%%

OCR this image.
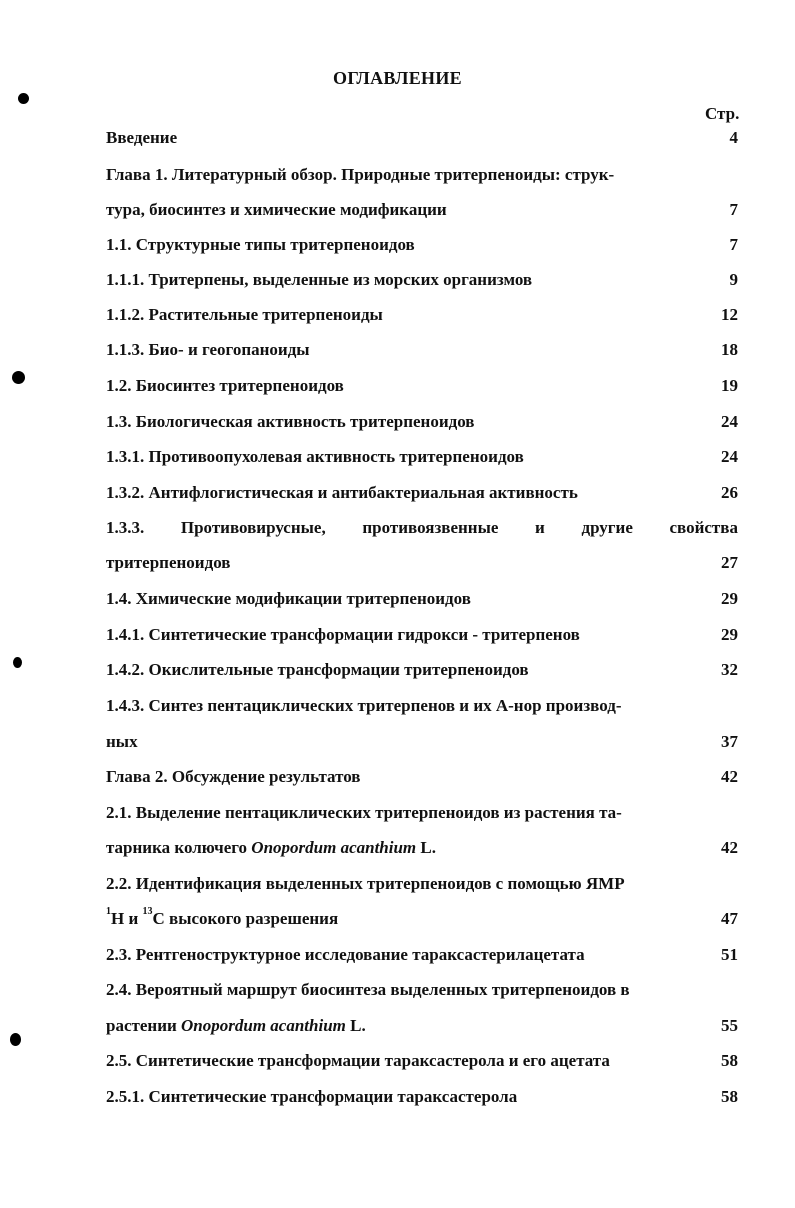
ОГЛАВЛЕНИЕ
Стр.
Введение	4
Глава 1. Литературный обзор. Природные тритерпеноиды: струк-
тура, биосинтез и химические модификации	7
1.1. Структурные типы тритерпеноидов	7
1.1.1. Тритерпены, выделенные из морских организмов	9
1.1.2. Растительные тритерпеноиды	12
1.1.3. Био- и геогопаноиды	18
1.2. Биосинтез тритерпеноидов	19
1.3. Биологическая активность тритерпеноидов	24
1.3.1. Противоопухолевая активность тритерпеноидов	24
1.3.2. Антифлогистическая и антибактериальная активность	26
1.3.3. Противовирусные, противоязвенные и другие свойства
тритерпеноидов	27
1.4. Химические модификации тритерпеноидов	29
1.4.1. Синтетические трансформации гидрокси - тритерпенов	29
1.4.2. Окислительные трансформации тритерпеноидов	32
1.4.3. Синтез пентациклических тритерпенов и их А-нор производ-
ных	37
Глава 2. Обсуждение результатов	42
2.1. Выделение пентациклических тритерпеноидов из растения та-
тарника колючего Onopordum acanthium L.	42
2.2. Идентификация выделенных тритерпеноидов с помощью ЯМР
$^1$Н и $^{13}$С высокого разрешения	47
2.3. Рентгеноструктурное исследование тараксастерилацетата	51
2.4. Вероятный маршрут биосинтеза выделенных тритерпеноидов в
растении Onopordum acanthium L.	55
2.5. Синтетические трансформации тараксастерола и его ацетата	58
2.5.1. Синтетические трансформации тараксастерола	58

%%

§ **WRITTEN PROBLEM**
Every line in the data above that contains "модификации" needs to be copied.

§ **COMPLETED TASK**
тура, биосинтез и химические модификации	7
1.4. Химические модификации тритерпеноидов	29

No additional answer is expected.